— start —
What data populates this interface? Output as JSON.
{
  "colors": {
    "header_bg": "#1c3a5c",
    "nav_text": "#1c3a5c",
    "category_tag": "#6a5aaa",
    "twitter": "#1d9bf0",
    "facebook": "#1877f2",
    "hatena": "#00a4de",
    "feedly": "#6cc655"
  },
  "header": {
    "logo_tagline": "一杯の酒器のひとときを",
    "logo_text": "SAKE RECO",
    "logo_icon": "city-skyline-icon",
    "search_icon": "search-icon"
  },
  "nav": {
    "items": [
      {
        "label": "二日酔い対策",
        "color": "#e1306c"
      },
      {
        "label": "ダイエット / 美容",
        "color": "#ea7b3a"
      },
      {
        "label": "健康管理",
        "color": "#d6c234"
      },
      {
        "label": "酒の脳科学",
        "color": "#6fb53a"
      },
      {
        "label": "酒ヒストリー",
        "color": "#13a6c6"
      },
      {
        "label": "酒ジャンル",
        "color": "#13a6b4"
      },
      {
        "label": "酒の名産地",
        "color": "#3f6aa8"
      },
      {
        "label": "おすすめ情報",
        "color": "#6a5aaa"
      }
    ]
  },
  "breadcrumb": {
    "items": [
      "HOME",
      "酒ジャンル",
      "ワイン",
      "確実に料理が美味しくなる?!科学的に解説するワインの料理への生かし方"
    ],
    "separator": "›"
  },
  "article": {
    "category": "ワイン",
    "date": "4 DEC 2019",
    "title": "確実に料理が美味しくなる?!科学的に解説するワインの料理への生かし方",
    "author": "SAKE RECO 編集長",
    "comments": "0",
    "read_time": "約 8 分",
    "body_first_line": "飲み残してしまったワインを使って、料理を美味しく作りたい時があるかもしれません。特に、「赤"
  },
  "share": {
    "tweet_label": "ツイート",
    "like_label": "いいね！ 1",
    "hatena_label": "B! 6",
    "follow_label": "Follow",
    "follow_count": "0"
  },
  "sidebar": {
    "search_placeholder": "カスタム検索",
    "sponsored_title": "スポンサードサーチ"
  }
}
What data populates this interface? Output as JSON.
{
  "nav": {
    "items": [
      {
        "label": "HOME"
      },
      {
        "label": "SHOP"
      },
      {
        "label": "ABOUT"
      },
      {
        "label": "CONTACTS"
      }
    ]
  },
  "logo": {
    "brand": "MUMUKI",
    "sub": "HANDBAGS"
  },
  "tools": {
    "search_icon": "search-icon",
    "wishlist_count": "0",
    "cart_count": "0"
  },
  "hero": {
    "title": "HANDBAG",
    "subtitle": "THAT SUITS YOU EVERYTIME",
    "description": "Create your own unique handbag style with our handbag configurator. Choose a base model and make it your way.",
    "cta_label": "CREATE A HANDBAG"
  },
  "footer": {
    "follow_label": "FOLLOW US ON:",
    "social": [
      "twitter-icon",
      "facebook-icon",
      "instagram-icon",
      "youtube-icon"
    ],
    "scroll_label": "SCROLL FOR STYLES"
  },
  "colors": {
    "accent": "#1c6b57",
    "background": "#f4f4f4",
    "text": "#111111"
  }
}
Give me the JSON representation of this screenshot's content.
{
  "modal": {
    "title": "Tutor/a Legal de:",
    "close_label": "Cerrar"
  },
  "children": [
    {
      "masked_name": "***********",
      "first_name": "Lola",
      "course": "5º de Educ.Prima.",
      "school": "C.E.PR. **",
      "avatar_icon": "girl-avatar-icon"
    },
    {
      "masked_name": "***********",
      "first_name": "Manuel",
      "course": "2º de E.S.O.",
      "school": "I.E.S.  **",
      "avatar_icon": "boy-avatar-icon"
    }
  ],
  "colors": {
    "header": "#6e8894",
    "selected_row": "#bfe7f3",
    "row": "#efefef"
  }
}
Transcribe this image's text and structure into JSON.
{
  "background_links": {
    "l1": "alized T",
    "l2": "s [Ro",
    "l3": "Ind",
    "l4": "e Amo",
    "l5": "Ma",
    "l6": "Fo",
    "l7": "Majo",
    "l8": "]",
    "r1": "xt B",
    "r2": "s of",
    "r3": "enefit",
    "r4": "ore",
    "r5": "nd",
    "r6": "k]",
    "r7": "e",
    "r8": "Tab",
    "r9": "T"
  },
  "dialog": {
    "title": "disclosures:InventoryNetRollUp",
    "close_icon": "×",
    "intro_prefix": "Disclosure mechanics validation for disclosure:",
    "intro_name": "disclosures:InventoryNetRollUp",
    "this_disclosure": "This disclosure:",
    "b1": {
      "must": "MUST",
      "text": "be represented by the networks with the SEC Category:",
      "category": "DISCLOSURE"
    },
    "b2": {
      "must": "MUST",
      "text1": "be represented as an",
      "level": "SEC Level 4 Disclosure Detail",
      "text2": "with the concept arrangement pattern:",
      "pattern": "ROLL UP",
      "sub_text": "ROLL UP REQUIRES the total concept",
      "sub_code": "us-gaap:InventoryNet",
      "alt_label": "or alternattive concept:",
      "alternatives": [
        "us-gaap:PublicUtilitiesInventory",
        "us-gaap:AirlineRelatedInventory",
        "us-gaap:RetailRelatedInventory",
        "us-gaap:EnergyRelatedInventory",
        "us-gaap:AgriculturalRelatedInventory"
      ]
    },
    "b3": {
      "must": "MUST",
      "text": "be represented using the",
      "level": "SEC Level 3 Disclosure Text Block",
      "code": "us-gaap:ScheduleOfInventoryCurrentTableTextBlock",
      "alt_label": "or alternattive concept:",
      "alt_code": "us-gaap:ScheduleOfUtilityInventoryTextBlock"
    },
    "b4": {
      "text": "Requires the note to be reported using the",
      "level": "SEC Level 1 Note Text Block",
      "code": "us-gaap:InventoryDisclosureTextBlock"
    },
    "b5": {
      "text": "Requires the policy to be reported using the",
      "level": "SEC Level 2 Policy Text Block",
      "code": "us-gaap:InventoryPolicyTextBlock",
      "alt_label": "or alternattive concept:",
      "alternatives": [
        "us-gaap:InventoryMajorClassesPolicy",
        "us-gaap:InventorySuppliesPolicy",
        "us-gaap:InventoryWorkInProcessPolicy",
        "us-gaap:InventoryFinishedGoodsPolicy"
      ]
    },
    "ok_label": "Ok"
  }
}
— end —
### Task to complete
Reproduce the material in full, with no word added or dropped.

### Result for this task
What data populates this interface? Output as JSON.
{
  "colors": {
    "header_bg": "#1c3a5c",
    "nav_text": "#1c3a5c",
    "category_tag": "#6a5aaa",
    "twitter": "#1d9bf0",
    "facebook": "#1877f2",
    "hatena": "#00a4de",
    "feedly": "#6cc655"
  },
  "header": {
    "logo_tagline": "一杯の酒器のひとときを",
    "logo_text": "SAKE RECO",
    "logo_icon": "city-skyline-icon",
    "search_icon": "search-icon"
  },
  "nav": {
    "items": [
      {
        "label": "二日酔い対策",
        "color": "#e1306c"
      },
      {
        "label": "ダイエット / 美容",
        "color": "#ea7b3a"
      },
      {
        "label": "健康管理",
        "color": "#d6c234"
      },
      {
        "label": "酒の脳科学",
        "color": "#6fb53a"
      },
      {
        "label": "酒ヒストリー",
        "color": "#13a6c6"
      },
      {
        "label": "酒ジャンル",
        "color": "#13a6b4"
      },
      {
        "label": "酒の名産地",
        "color": "#3f6aa8"
      },
      {
        "label": "おすすめ情報",
        "color": "#6a5aaa"
      }
    ]
  },
  "breadcrumb": {
    "items": [
      "HOME",
      "酒ジャンル",
      "ワイン",
      "確実に料理が美味しくなる?!科学的に解説するワインの料理への生かし方"
    ],
    "separator": "›"
  },
  "article": {
    "category": "ワイン",
    "date": "4 DEC 2019",
    "title": "確実に料理が美味しくなる?!科学的に解説するワインの料理への生かし方",
    "author": "SAKE RECO 編集長",
    "comments": "0",
    "read_time": "約 8 分",
    "body_first_line": "飲み残してしまったワインを使って、料理を美味しく作りたい時があるかもしれません。特に、「赤"
  },
  "share": {
    "tweet_label": "ツイート",
    "like_label": "いいね！ 1",
    "hatena_label": "B! 6",
    "follow_label": "Follow",
    "follow_count": "0"
  },
  "sidebar": {
    "search_placeholder": "カスタム検索",
    "sponsored_title": "スポンサードサーチ"
  }
}
What data populates this interface? Output as JSON.
{
  "nav": {
    "items": [
      {
        "label": "HOME"
      },
      {
        "label": "SHOP"
      },
      {
        "label": "ABOUT"
      },
      {
        "label": "CONTACTS"
      }
    ]
  },
  "logo": {
    "brand": "MUMUKI",
    "sub": "HANDBAGS"
  },
  "tools": {
    "search_icon": "search-icon",
    "wishlist_count": "0",
    "cart_count": "0"
  },
  "hero": {
    "title": "HANDBAG",
    "subtitle": "THAT SUITS YOU EVERYTIME",
    "description": "Create your own unique handbag style with our handbag configurator. Choose a base model and make it your way.",
    "cta_label": "CREATE A HANDBAG"
  },
  "footer": {
    "follow_label": "FOLLOW US ON:",
    "social": [
      "twitter-icon",
      "facebook-icon",
      "instagram-icon",
      "youtube-icon"
    ],
    "scroll_label": "SCROLL FOR STYLES"
  },
  "colors": {
    "accent": "#1c6b57",
    "background": "#f4f4f4",
    "text": "#111111"
  }
}
Give me the JSON representation of this screenshot's content.
{
  "modal": {
    "title": "Tutor/a Legal de:",
    "close_label": "Cerrar"
  },
  "children": [
    {
      "masked_name": "***********",
      "first_name": "Lola",
      "course": "5º de Educ.Prima.",
      "school": "C.E.PR. **",
      "avatar_icon": "girl-avatar-icon"
    },
    {
      "masked_name": "***********",
      "first_name": "Manuel",
      "course": "2º de E.S.O.",
      "school": "I.E.S.  **",
      "avatar_icon": "boy-avatar-icon"
    }
  ],
  "colors": {
    "header": "#6e8894",
    "selected_row": "#bfe7f3",
    "row": "#efefef"
  }
}
Transcribe this image's text and structure into JSON.
{
  "background_links": {
    "l1": "alized T",
    "l2": "s [Ro",
    "l3": "Ind",
    "l4": "e Amo",
    "l5": "Ma",
    "l6": "Fo",
    "l7": "Majo",
    "l8": "]",
    "r1": "xt B",
    "r2": "s of",
    "r3": "enefit",
    "r4": "ore",
    "r5": "nd",
    "r6": "k]",
    "r7": "e",
    "r8": "Tab",
    "r9": "T"
  },
  "dialog": {
    "title": "disclosures:InventoryNetRollUp",
    "close_icon": "×",
    "intro_prefix": "Disclosure mechanics validation for disclosure:",
    "intro_name": "disclosures:InventoryNetRollUp",
    "this_disclosure": "This disclosure:",
    "b1": {
      "must": "MUST",
      "text": "be represented by the networks with the SEC Category:",
      "category": "DISCLOSURE"
    },
    "b2": {
      "must": "MUST",
      "text1": "be represented as an",
      "level": "SEC Level 4 Disclosure Detail",
      "text2": "with the concept arrangement pattern:",
      "pattern": "ROLL UP",
      "sub_text": "ROLL UP REQUIRES the total concept",
      "sub_code": "us-gaap:InventoryNet",
      "alt_label": "or alternattive concept:",
      "alternatives": [
        "us-gaap:PublicUtilitiesInventory",
        "us-gaap:AirlineRelatedInventory",
        "us-gaap:RetailRelatedInventory",
        "us-gaap:EnergyRelatedInventory",
        "us-gaap:AgriculturalRelatedInventory"
      ]
    },
    "b3": {
      "must": "MUST",
      "text": "be represented using the",
      "level": "SEC Level 3 Disclosure Text Block",
      "code": "us-gaap:ScheduleOfInventoryCurrentTableTextBlock",
      "alt_label": "or alternattive concept:",
      "alt_code": "us-gaap:ScheduleOfUtilityInventoryTextBlock"
    },
    "b4": {
      "text": "Requires the note to be reported using the",
      "level": "SEC Level 1 Note Text Block",
      "code": "us-gaap:InventoryDisclosureTextBlock"
    },
    "b5": {
      "text": "Requires the policy to be reported using the",
      "level": "SEC Level 2 Policy Text Block",
      "code": "us-gaap:InventoryPolicyTextBlock",
      "alt_label": "or alternattive concept:",
      "alternatives": [
        "us-gaap:InventoryMajorClassesPolicy",
        "us-gaap:InventorySuppliesPolicy",
        "us-gaap:InventoryWorkInProcessPolicy",
        "us-gaap:InventoryFinishedGoodsPolicy"
      ]
    },
    "ok_label": "Ok"
  }
}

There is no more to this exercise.